Source records:
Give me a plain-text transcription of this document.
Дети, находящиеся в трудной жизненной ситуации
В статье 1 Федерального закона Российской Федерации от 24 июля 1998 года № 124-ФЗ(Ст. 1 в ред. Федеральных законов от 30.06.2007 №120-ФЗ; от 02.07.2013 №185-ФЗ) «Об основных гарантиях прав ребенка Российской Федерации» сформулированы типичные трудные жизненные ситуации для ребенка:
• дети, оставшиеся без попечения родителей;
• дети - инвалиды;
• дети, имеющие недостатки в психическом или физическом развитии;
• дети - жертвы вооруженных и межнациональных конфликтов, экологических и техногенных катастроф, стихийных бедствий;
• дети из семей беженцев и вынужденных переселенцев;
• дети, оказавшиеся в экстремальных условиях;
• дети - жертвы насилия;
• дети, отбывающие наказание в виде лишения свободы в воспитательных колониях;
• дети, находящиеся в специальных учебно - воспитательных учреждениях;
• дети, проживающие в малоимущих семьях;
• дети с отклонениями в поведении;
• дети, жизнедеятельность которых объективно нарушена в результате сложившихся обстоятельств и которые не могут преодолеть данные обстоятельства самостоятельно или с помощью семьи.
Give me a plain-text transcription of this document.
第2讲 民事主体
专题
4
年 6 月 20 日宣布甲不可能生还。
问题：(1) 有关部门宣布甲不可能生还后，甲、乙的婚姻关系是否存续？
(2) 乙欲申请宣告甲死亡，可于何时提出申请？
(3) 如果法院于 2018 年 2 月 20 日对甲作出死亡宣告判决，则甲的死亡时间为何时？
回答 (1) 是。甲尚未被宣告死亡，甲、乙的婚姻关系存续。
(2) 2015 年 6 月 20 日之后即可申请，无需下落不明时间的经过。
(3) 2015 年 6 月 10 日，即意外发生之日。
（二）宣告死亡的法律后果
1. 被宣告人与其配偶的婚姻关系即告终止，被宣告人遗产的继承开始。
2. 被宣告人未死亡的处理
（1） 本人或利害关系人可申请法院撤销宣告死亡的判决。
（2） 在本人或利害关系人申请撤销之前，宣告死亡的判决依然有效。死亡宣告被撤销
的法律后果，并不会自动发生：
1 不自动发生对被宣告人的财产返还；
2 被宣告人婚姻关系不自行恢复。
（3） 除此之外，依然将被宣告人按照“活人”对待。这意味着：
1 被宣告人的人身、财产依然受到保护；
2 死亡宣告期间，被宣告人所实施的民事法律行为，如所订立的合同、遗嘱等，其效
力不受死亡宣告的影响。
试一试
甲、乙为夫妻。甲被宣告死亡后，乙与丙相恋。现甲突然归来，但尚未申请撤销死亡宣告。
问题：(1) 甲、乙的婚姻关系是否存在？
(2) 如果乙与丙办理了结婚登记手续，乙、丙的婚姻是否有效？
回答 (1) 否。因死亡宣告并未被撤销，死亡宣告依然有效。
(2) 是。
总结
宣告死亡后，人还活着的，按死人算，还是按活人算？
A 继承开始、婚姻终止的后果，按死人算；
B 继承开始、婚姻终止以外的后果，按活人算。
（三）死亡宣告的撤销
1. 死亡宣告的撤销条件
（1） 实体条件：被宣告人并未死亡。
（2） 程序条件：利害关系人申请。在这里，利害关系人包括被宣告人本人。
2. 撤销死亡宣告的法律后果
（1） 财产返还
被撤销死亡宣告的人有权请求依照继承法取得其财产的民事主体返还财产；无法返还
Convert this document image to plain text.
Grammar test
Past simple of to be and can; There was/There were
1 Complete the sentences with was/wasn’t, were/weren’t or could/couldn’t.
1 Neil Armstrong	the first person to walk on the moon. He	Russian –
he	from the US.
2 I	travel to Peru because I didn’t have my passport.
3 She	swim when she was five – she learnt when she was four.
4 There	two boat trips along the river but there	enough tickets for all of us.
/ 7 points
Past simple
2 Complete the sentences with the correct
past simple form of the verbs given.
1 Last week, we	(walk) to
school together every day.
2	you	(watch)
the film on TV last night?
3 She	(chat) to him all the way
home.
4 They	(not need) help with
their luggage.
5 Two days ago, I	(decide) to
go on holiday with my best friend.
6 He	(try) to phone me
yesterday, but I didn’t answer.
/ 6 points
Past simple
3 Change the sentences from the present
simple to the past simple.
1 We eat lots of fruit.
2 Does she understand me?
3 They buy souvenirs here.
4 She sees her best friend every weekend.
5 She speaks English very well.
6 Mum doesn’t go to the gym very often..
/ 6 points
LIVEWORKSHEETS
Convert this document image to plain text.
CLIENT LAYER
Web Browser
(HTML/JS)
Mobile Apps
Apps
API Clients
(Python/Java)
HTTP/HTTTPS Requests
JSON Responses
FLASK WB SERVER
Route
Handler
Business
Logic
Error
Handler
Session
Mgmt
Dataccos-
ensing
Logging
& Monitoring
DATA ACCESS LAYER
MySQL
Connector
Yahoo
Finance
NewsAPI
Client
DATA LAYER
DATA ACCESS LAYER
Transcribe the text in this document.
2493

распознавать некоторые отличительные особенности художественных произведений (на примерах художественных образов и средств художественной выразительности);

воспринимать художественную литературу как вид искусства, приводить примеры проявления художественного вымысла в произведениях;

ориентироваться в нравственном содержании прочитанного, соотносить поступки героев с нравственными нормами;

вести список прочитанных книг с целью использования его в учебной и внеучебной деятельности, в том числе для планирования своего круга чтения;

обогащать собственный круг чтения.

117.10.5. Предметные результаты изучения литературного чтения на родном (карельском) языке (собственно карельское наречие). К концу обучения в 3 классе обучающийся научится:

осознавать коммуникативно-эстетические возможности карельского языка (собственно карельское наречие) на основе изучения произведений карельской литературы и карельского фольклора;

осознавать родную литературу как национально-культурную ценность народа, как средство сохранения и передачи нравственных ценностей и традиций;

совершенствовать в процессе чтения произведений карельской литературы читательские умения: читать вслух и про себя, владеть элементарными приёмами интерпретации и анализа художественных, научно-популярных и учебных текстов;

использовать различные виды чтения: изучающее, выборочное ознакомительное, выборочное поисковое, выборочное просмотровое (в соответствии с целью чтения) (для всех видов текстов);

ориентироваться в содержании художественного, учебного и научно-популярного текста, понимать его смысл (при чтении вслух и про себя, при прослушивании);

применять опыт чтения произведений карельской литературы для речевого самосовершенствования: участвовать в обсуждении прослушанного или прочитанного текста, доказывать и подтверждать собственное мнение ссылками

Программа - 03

What needs to be done:
Work through the data and report how many of its lines hold the word "чтения", giving only the figure.

Result:
6